▸ Directions
State how many lines of the entries include the string "Shock", please, leaving out everything but the number.

(Collection entries)
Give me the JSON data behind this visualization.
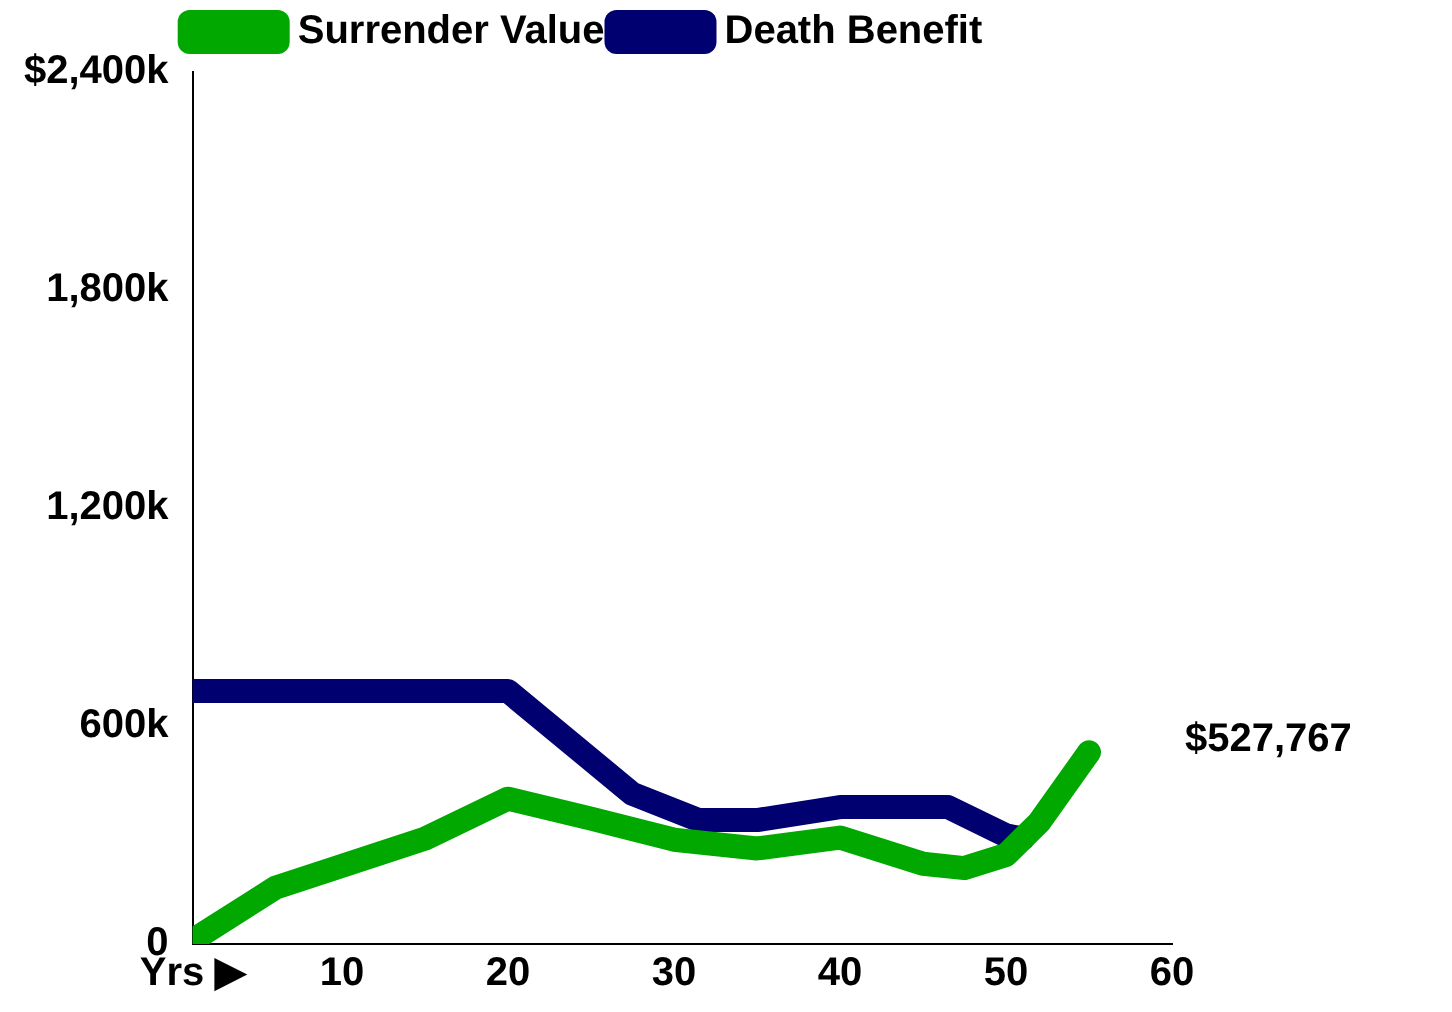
{
  "chart_data": {
    "type": "line",
    "x": [
      1,
      6,
      10,
      15,
      20,
      25,
      30,
      35,
      40,
      45,
      47.5,
      50,
      52,
      55
    ],
    "series": [
      {
        "name": "Surrender Value",
        "color": "#00a800",
        "values": [
          10000,
          155000,
          215000,
          290000,
          400000,
          345000,
          287000,
          263000,
          293000,
          221000,
          209000,
          245000,
          335000,
          527767
        ]
      },
      {
        "name": "Death Benefit",
        "color": "#000070",
        "x": [
          1,
          20,
          27.5,
          31.5,
          35,
          40,
          46.5,
          50,
          51
        ],
        "values": [
          696000,
          696000,
          413000,
          341000,
          341000,
          377000,
          377000,
          299000,
          290000
        ]
      }
    ],
    "xlim": [
      1,
      60
    ],
    "xticks": [
      {
        "value": 1,
        "label": "Yrs ▶"
      },
      10,
      20,
      30,
      40,
      50,
      60
    ],
    "ylim": [
      0,
      2400000
    ],
    "yticks": [
      {
        "value": 0,
        "label": "0"
      },
      {
        "value": 600000,
        "label": "600k"
      },
      {
        "value": 1200000,
        "label": "1,200k"
      },
      {
        "value": 1800000,
        "label": "1,800k"
      },
      {
        "value": 2400000,
        "label": "$2,400k"
      }
    ],
    "annotations": [
      {
        "text": "$527,767",
        "x": 55,
        "y": 527767
      }
    ],
    "grid": false,
    "legend": "top",
    "marker": "none",
    "line_style": "solid"
  }
}
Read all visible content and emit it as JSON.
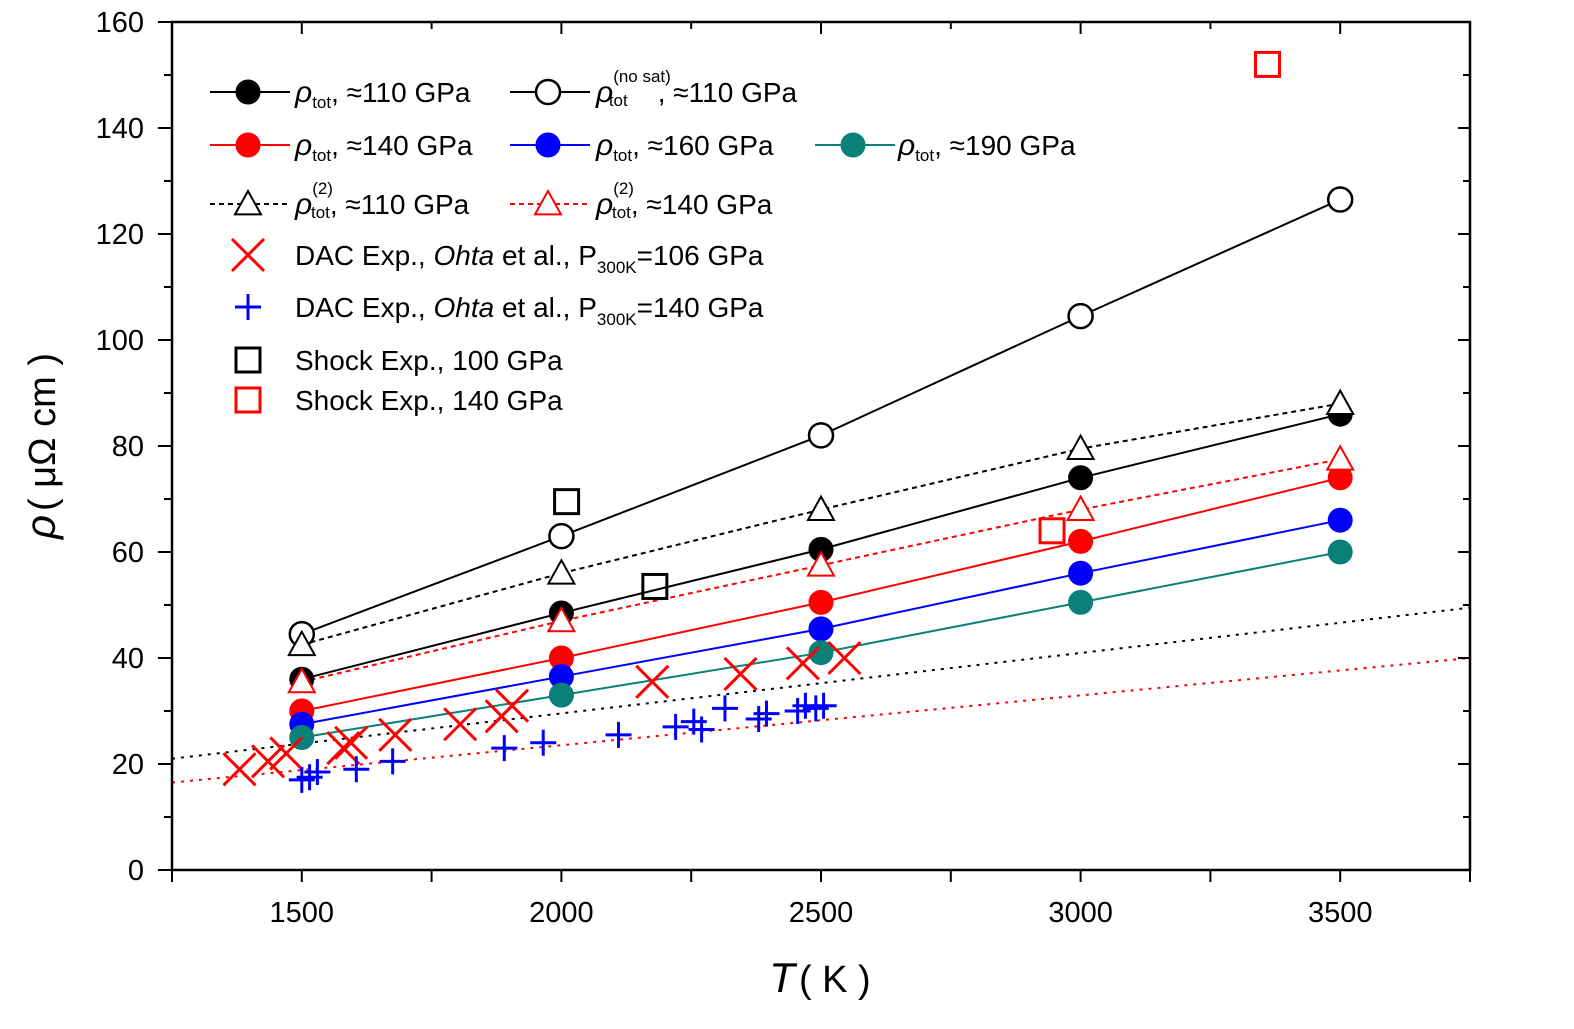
{
  "chart_data": {
    "type": "scatter",
    "xlabel": {
      "var": "T",
      "unit": "( K )"
    },
    "ylabel": {
      "var": "ρ",
      "unit": "( μΩ cm )"
    },
    "xlim": [
      1250,
      3750
    ],
    "ylim": [
      0,
      160
    ],
    "x_ticks": [
      1500,
      2000,
      2500,
      3000,
      3500
    ],
    "y_ticks": [
      0,
      20,
      40,
      60,
      80,
      100,
      120,
      140,
      160
    ],
    "grid": false,
    "legend_position": "top-left",
    "colors": {
      "black": "#000000",
      "red": "#ff0000",
      "blue": "#0000ff",
      "teal": "#0a8078"
    },
    "series": [
      {
        "name": "ρ_tot, ≈110 GPa",
        "marker": "filled-circle",
        "color": "#000000",
        "line": "solid",
        "x": [
          1500,
          2000,
          2500,
          3000,
          3500
        ],
        "y": [
          36,
          48.5,
          60.5,
          74,
          86
        ]
      },
      {
        "name": "ρ_tot^(no sat), ≈110 GPa",
        "marker": "open-circle",
        "color": "#000000",
        "line": "solid",
        "x": [
          1500,
          2000,
          2500,
          3000,
          3500
        ],
        "y": [
          44.5,
          63,
          82,
          104.5,
          126.5
        ]
      },
      {
        "name": "ρ_tot, ≈140 GPa",
        "marker": "filled-circle",
        "color": "#ff0000",
        "line": "solid",
        "x": [
          1500,
          2000,
          2500,
          3000,
          3500
        ],
        "y": [
          30,
          40,
          50.5,
          62,
          74
        ]
      },
      {
        "name": "ρ_tot, ≈160 GPa",
        "marker": "filled-circle",
        "color": "#0000ff",
        "line": "solid",
        "x": [
          1500,
          2000,
          2500,
          3000,
          3500
        ],
        "y": [
          27.5,
          36.5,
          45.5,
          56,
          66
        ]
      },
      {
        "name": "ρ_tot, ≈190 GPa",
        "marker": "filled-circle",
        "color": "#0a8078",
        "line": "solid",
        "x": [
          1500,
          2000,
          2500,
          3000,
          3500
        ],
        "y": [
          25,
          33,
          41,
          50.5,
          60
        ]
      },
      {
        "name": "ρ_tot^(2), ≈110 GPa",
        "marker": "open-triangle",
        "color": "#000000",
        "line": "dashed",
        "x": [
          1500,
          2000,
          2500,
          3000,
          3500
        ],
        "y": [
          42.5,
          56,
          68,
          79.5,
          88
        ]
      },
      {
        "name": "ρ_tot^(2), ≈140 GPa",
        "marker": "open-triangle",
        "color": "#ff0000",
        "line": "dashed",
        "x": [
          1500,
          2000,
          2500,
          3000,
          3500
        ],
        "y": [
          35.5,
          47,
          57.5,
          68,
          77.5
        ]
      },
      {
        "name": "DAC Exp., Ohta et al., P_300K=106 GPa",
        "marker": "x",
        "color": "#ff0000",
        "line": "none",
        "x": [
          1380,
          1435,
          1470,
          1580,
          1595,
          1680,
          1805,
          1885,
          1905,
          2175,
          2345,
          2465,
          2545
        ],
        "y": [
          19,
          20.5,
          22,
          23,
          24,
          25.5,
          27.5,
          29,
          31,
          35.5,
          37,
          39,
          40
        ]
      },
      {
        "name": "DAC Exp., Ohta et al., P_300K=140 GPa",
        "marker": "plus",
        "color": "#0000ff",
        "line": "none",
        "x": [
          1500,
          1515,
          1530,
          1605,
          1675,
          1890,
          1965,
          2110,
          2220,
          2255,
          2270,
          2315,
          2380,
          2395,
          2455,
          2470,
          2490,
          2505
        ],
        "y": [
          17,
          17.5,
          18.5,
          19,
          20.5,
          23,
          24,
          25.5,
          27,
          28,
          26.5,
          30.5,
          28.5,
          29.5,
          30,
          31,
          30.5,
          31
        ]
      },
      {
        "name": "Shock Exp., 100 GPa",
        "marker": "open-square",
        "color": "#000000",
        "line": "none",
        "x": [
          2010,
          2180
        ],
        "y": [
          69.5,
          53.5
        ]
      },
      {
        "name": "Shock Exp., 140 GPa",
        "marker": "open-square",
        "color": "#ff0000",
        "line": "none",
        "x": [
          2945,
          3360
        ],
        "y": [
          64,
          152
        ]
      },
      {
        "name": "",
        "marker": "none",
        "color": "#000000",
        "line": "dotted",
        "x": [
          1250,
          3750
        ],
        "y": [
          21,
          49.5
        ]
      },
      {
        "name": "",
        "marker": "none",
        "color": "#ff0000",
        "line": "dotted",
        "x": [
          1250,
          3750
        ],
        "y": [
          16.5,
          40
        ]
      }
    ],
    "legend": [
      {
        "sym": "ρ",
        "sub": "tot",
        "sup": "",
        "rest": ", ≈110 GPa"
      },
      {
        "sym": "ρ",
        "sub": "tot",
        "sup": "(no sat)",
        "rest": ", ≈110 GPa"
      },
      {
        "sym": "ρ",
        "sub": "tot",
        "sup": "",
        "rest": ", ≈140 GPa"
      },
      {
        "sym": "ρ",
        "sub": "tot",
        "sup": "",
        "rest": ", ≈160 GPa"
      },
      {
        "sym": "ρ",
        "sub": "tot",
        "sup": "",
        "rest": ", ≈190 GPa"
      },
      {
        "sym": "ρ",
        "sub": "tot",
        "sup": "(2)",
        "rest": ", ≈110 GPa"
      },
      {
        "sym": "ρ",
        "sub": "tot",
        "sup": "(2)",
        "rest": ", ≈140 GPa"
      },
      {
        "a": "DAC Exp., ",
        "it": "Ohta",
        "b": " et al., P",
        "sub": "300K",
        "c": "=106 GPa"
      },
      {
        "a": "DAC Exp., ",
        "it": "Ohta",
        "b": " et al., P",
        "sub": "300K",
        "c": "=140 GPa"
      },
      {
        "a": "Shock Exp., 100 GPa"
      },
      {
        "a": "Shock Exp., 140 GPa"
      }
    ]
  }
}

▸ Exercise response
4